→ **Exercise description**: For this exercise, please find the lines in the entries that include the word "onze" and copy them.

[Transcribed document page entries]
..............................

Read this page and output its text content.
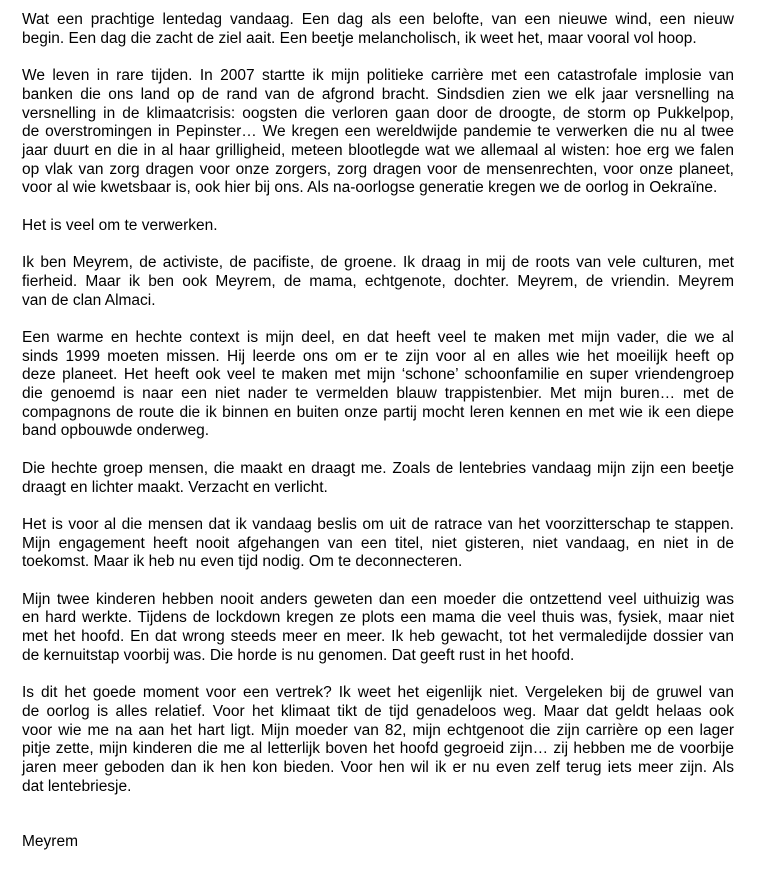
Wat een prachtige lentedag vandaag. Een dag als een belofte, van een nieuwe wind, een nieuw
begin. Een dag die zacht de ziel aait. Een beetje melancholisch, ik weet het, maar vooral vol hoop.
We leven in rare tijden. In 2007 startte ik mijn politieke carrière met een catastrofale implosie van
banken die ons land op de rand van de afgrond bracht. Sindsdien zien we elk jaar versnelling na
versnelling in de klimaatcrisis: oogsten die verloren gaan door de droogte, de storm op Pukkelpop,
de overstromingen in Pepinster… We kregen een wereldwijde pandemie te verwerken die nu al twee
jaar duurt en die in al haar grilligheid, meteen blootlegde wat we allemaal al wisten: hoe erg we falen
op vlak van zorg dragen voor onze zorgers, zorg dragen voor de mensenrechten, voor onze planeet,
voor al wie kwetsbaar is, ook hier bij ons. Als na-oorlogse generatie kregen we de oorlog in Oekraïne.
Het is veel om te verwerken.
Ik ben Meyrem, de activiste, de pacifiste, de groene. Ik draag in mij de roots van vele culturen, met
fierheid. Maar ik ben ook Meyrem, de mama, echtgenote, dochter. Meyrem, de vriendin. Meyrem
van de clan Almaci.
Een warme en hechte context is mijn deel, en dat heeft veel te maken met mijn vader, die we al
sinds 1999 moeten missen. Hij leerde ons om er te zijn voor al en alles wie het moeilijk heeft op
deze planeet. Het heeft ook veel te maken met mijn ‘schone’ schoonfamilie en super vriendengroep
die genoemd is naar een niet nader te vermelden blauw trappistenbier. Met mijn buren… met de
compagnons de route die ik binnen en buiten onze partij mocht leren kennen en met wie ik een diepe
band opbouwde onderweg.
Die hechte groep mensen, die maakt en draagt me. Zoals de lentebries vandaag mijn zijn een beetje
draagt en lichter maakt. Verzacht en verlicht.
Het is voor al die mensen dat ik vandaag beslis om uit de ratrace van het voorzitterschap te stappen.
Mijn engagement heeft nooit afgehangen van een titel, niet gisteren, niet vandaag, en niet in de
toekomst. Maar ik heb nu even tijd nodig. Om te deconnecteren.
Mijn twee kinderen hebben nooit anders geweten dan een moeder die ontzettend veel uithuizig was
en hard werkte. Tijdens de lockdown kregen ze plots een mama die veel thuis was, fysiek, maar niet
met het hoofd. En dat wrong steeds meer en meer. Ik heb gewacht, tot het vermaledijde dossier van
de kernuitstap voorbij was. Die horde is nu genomen. Dat geeft rust in het hoofd.
Is dit het goede moment voor een vertrek? Ik weet het eigenlijk niet. Vergeleken bij de gruwel van
de oorlog is alles relatief. Voor het klimaat tikt de tijd genadeloos weg. Maar dat geldt helaas ook
voor wie me na aan het hart ligt. Mijn moeder van 82, mijn echtgenoot die zijn carrière op een lager
pitje zette, mijn kinderen die me al letterlijk boven het hoofd gegroeid zijn… zij hebben me de voorbije
jaren meer geboden dan ik hen kon bieden. Voor hen wil ik er nu even zelf terug iets meer zijn. Als
dat lentebriesje.
Meyrem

..............................

→ **Result below**:
op vlak van zorg dragen voor onze zorgers, zorg dragen voor de mensenrechten, voor onze planeet,
compagnons de route die ik binnen en buiten onze partij mocht leren kennen en met wie ik een diepe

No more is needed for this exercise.